▽

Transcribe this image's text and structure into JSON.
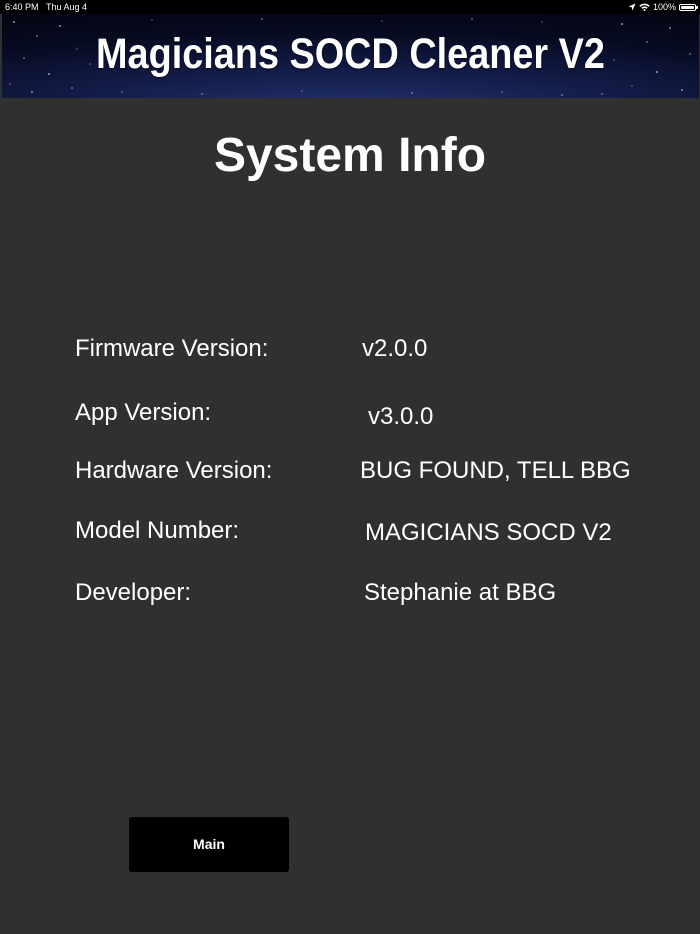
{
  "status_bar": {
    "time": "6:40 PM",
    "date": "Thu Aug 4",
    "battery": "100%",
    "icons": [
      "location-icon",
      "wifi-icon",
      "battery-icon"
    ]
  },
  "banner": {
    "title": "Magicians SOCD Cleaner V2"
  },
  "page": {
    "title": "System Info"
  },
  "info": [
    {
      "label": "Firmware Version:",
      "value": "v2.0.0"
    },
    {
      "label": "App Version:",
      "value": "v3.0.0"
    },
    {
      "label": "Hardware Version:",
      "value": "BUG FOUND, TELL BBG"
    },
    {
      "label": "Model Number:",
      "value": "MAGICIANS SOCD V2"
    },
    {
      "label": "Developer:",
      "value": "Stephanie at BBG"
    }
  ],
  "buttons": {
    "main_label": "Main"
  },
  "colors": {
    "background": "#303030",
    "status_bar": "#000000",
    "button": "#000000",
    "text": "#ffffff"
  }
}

△

All of the data above should be quoted exactly, except for the pictures.

Transcribe this image's text and structure into JSON.
{
  "status_bar": {
    "time": "6:40 PM",
    "date": "Thu Aug 4",
    "battery": "100%",
    "icons": [
      "location-icon",
      "wifi-icon",
      "battery-icon"
    ]
  },
  "banner": {
    "title": "Magicians SOCD Cleaner V2"
  },
  "page": {
    "title": "System Info"
  },
  "info": [
    {
      "label": "Firmware Version:",
      "value": "v2.0.0"
    },
    {
      "label": "App Version:",
      "value": "v3.0.0"
    },
    {
      "label": "Hardware Version:",
      "value": "BUG FOUND, TELL BBG"
    },
    {
      "label": "Model Number:",
      "value": "MAGICIANS SOCD V2"
    },
    {
      "label": "Developer:",
      "value": "Stephanie at BBG"
    }
  ],
  "buttons": {
    "main_label": "Main"
  },
  "colors": {
    "background": "#303030",
    "status_bar": "#000000",
    "button": "#000000",
    "text": "#ffffff"
  }
}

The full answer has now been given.